Retype all of the entries word for word.

PROVIDED DATA -
• • • • • • •

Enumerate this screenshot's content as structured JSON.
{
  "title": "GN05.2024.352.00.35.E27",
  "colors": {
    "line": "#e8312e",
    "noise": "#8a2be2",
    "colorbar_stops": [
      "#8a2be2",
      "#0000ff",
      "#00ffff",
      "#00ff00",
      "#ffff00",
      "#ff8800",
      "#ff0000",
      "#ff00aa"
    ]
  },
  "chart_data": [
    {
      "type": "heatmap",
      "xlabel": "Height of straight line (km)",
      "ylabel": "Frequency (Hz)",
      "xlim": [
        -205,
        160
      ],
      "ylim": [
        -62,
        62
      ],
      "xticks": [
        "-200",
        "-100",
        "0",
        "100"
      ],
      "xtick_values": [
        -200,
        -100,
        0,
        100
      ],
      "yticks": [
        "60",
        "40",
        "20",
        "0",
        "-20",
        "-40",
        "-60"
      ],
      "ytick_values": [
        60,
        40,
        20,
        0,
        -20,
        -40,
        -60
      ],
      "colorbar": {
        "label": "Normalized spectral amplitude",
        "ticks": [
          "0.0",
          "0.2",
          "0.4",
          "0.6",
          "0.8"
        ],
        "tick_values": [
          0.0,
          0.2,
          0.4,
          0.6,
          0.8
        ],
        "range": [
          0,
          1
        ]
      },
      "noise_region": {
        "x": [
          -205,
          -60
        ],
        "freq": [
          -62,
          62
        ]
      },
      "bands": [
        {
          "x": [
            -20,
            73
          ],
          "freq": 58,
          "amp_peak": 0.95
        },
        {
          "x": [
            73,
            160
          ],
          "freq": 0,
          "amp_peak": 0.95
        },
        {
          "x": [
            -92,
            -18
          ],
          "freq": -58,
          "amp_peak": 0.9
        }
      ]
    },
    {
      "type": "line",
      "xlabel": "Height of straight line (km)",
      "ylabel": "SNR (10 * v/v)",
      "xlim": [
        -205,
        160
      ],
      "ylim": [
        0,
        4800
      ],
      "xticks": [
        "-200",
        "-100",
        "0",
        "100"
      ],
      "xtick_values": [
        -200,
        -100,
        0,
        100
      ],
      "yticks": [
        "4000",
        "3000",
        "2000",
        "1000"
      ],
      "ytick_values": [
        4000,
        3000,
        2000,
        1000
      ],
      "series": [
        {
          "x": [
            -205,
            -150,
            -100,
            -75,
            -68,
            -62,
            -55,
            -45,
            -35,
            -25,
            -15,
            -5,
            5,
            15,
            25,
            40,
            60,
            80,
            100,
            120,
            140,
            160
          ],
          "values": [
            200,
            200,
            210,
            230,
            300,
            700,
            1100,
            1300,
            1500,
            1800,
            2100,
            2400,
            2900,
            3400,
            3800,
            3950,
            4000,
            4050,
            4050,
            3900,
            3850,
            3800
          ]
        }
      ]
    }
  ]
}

• • • • • • •

SOLUTION TO THIS PROBLEM -
Enumerate this screenshot's content as structured JSON.
{
  "title": "GN05.2024.352.00.35.E27",
  "colors": {
    "line": "#e8312e",
    "noise": "#8a2be2",
    "colorbar_stops": [
      "#8a2be2",
      "#0000ff",
      "#00ffff",
      "#00ff00",
      "#ffff00",
      "#ff8800",
      "#ff0000",
      "#ff00aa"
    ]
  },
  "chart_data": [
    {
      "type": "heatmap",
      "xlabel": "Height of straight line (km)",
      "ylabel": "Frequency (Hz)",
      "xlim": [
        -205,
        160
      ],
      "ylim": [
        -62,
        62
      ],
      "xticks": [
        "-200",
        "-100",
        "0",
        "100"
      ],
      "xtick_values": [
        -200,
        -100,
        0,
        100
      ],
      "yticks": [
        "60",
        "40",
        "20",
        "0",
        "-20",
        "-40",
        "-60"
      ],
      "ytick_values": [
        60,
        40,
        20,
        0,
        -20,
        -40,
        -60
      ],
      "colorbar": {
        "label": "Normalized spectral amplitude",
        "ticks": [
          "0.0",
          "0.2",
          "0.4",
          "0.6",
          "0.8"
        ],
        "tick_values": [
          0.0,
          0.2,
          0.4,
          0.6,
          0.8
        ],
        "range": [
          0,
          1
        ]
      },
      "noise_region": {
        "x": [
          -205,
          -60
        ],
        "freq": [
          -62,
          62
        ]
      },
      "bands": [
        {
          "x": [
            -20,
            73
          ],
          "freq": 58,
          "amp_peak": 0.95
        },
        {
          "x": [
            73,
            160
          ],
          "freq": 0,
          "amp_peak": 0.95
        },
        {
          "x": [
            -92,
            -18
          ],
          "freq": -58,
          "amp_peak": 0.9
        }
      ]
    },
    {
      "type": "line",
      "xlabel": "Height of straight line (km)",
      "ylabel": "SNR (10 * v/v)",
      "xlim": [
        -205,
        160
      ],
      "ylim": [
        0,
        4800
      ],
      "xticks": [
        "-200",
        "-100",
        "0",
        "100"
      ],
      "xtick_values": [
        -200,
        -100,
        0,
        100
      ],
      "yticks": [
        "4000",
        "3000",
        "2000",
        "1000"
      ],
      "ytick_values": [
        4000,
        3000,
        2000,
        1000
      ],
      "series": [
        {
          "x": [
            -205,
            -150,
            -100,
            -75,
            -68,
            -62,
            -55,
            -45,
            -35,
            -25,
            -15,
            -5,
            5,
            15,
            25,
            40,
            60,
            80,
            100,
            120,
            140,
            160
          ],
          "values": [
            200,
            200,
            210,
            230,
            300,
            700,
            1100,
            1300,
            1500,
            1800,
            2100,
            2400,
            2900,
            3400,
            3800,
            3950,
            4000,
            4050,
            4050,
            3900,
            3850,
            3800
          ]
        }
      ]
    }
  ]
}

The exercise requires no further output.